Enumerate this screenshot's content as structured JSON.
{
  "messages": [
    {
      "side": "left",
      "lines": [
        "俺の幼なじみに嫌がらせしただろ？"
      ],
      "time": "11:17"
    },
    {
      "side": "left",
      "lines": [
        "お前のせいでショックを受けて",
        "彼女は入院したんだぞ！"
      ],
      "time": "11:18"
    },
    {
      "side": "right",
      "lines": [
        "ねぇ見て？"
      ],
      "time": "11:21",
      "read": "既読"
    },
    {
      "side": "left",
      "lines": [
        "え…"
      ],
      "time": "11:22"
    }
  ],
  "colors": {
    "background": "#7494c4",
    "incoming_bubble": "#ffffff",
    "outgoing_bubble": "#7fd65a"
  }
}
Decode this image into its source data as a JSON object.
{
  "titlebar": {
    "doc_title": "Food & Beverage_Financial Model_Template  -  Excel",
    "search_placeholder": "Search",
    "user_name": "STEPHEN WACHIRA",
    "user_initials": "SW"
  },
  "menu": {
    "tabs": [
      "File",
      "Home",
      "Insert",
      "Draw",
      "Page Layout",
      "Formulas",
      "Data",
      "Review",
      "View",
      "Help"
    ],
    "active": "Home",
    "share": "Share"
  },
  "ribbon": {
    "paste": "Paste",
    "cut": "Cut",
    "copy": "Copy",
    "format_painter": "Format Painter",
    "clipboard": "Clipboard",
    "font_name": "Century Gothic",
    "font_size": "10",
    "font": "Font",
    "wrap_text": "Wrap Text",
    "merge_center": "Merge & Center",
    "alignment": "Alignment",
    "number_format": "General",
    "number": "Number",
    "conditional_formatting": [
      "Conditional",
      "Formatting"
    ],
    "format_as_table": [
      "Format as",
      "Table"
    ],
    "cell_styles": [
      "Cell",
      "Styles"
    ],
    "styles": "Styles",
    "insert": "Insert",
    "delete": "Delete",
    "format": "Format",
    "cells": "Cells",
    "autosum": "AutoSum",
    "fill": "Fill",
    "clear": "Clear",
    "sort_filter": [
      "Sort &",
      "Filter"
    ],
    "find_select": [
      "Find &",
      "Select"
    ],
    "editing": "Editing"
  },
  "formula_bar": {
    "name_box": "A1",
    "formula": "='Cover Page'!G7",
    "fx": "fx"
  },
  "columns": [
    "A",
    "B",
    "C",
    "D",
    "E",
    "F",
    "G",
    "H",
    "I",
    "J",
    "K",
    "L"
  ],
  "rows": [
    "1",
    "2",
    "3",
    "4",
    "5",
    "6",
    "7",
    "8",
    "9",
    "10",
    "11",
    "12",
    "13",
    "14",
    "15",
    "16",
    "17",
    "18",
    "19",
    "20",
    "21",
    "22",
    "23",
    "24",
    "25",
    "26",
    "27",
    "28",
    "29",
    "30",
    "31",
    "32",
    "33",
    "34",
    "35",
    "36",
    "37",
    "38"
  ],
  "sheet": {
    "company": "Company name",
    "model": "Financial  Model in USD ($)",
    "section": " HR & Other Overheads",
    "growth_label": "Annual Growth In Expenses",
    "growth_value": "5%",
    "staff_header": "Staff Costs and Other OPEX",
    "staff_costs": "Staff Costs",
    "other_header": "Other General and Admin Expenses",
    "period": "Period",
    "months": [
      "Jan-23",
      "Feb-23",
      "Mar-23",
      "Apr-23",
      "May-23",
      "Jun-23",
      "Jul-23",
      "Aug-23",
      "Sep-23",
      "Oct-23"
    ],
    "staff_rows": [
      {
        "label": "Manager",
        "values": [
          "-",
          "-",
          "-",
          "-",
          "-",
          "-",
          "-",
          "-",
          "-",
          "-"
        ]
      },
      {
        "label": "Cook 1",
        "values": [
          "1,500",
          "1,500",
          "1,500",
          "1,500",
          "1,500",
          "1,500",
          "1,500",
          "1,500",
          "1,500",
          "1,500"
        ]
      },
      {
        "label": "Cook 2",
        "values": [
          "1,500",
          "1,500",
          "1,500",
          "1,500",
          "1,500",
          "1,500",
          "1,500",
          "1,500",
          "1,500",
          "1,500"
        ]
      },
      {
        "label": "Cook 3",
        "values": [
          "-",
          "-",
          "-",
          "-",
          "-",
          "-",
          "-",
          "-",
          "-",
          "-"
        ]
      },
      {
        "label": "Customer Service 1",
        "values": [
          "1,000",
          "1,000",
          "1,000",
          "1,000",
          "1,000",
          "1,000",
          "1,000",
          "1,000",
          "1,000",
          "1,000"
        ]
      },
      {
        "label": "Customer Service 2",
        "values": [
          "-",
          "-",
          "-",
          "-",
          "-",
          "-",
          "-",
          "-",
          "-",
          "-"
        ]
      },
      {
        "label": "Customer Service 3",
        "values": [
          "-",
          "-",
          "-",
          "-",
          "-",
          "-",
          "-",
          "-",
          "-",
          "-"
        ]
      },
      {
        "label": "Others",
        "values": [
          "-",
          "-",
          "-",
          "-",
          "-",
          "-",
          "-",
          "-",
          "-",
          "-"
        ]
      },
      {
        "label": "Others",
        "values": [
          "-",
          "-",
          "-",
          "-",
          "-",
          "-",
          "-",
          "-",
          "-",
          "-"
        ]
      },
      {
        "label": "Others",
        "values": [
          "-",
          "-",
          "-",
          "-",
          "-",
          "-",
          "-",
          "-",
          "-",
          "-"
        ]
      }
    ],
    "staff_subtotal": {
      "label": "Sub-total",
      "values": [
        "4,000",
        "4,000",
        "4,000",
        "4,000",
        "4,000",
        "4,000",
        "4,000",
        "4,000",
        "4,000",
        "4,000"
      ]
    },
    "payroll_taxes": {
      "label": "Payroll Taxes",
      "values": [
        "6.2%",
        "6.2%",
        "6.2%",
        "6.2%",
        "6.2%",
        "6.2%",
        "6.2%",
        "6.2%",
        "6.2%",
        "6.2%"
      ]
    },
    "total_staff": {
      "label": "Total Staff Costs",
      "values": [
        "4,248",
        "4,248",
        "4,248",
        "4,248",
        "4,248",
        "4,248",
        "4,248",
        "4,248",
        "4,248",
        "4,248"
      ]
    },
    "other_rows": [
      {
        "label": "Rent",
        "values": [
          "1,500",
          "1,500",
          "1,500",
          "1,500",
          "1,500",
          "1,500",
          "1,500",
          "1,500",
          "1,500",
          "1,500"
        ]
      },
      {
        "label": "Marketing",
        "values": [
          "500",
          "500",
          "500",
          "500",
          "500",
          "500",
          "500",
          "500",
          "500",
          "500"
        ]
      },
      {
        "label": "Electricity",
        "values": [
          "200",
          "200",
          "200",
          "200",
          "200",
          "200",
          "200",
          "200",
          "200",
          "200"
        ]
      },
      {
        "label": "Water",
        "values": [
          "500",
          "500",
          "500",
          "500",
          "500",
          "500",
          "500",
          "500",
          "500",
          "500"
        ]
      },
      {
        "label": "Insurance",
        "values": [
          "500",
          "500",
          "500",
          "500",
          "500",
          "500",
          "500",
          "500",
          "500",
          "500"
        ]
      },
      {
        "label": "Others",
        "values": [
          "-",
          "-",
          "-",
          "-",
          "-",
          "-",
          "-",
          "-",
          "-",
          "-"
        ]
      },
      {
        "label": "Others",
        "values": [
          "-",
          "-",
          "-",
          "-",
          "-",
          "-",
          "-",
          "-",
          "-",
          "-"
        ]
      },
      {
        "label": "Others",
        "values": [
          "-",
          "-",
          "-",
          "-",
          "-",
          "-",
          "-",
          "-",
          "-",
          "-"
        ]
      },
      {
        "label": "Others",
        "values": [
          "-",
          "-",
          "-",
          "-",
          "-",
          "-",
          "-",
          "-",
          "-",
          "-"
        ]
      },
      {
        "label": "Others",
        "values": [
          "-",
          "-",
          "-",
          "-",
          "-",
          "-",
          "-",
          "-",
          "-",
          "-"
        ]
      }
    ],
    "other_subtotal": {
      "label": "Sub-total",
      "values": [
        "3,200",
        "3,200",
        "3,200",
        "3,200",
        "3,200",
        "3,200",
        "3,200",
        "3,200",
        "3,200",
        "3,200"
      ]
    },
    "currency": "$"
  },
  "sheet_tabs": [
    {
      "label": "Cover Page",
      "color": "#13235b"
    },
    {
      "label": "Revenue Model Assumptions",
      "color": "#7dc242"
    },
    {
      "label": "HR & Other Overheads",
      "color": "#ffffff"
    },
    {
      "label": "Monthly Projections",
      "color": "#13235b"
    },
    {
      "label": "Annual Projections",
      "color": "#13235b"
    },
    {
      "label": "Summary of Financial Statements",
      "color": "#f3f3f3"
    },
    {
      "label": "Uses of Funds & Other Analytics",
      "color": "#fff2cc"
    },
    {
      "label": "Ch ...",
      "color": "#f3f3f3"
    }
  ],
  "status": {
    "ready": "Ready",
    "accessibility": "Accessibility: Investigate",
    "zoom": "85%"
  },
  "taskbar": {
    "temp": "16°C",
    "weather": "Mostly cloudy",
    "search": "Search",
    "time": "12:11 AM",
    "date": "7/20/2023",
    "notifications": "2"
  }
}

+ + +

#### Task instructions
Search the data above for the word "Projections", then gather each line in which it appears.

#### Expected output
      "label": "Monthly Projections",
      "label": "Annual Projections",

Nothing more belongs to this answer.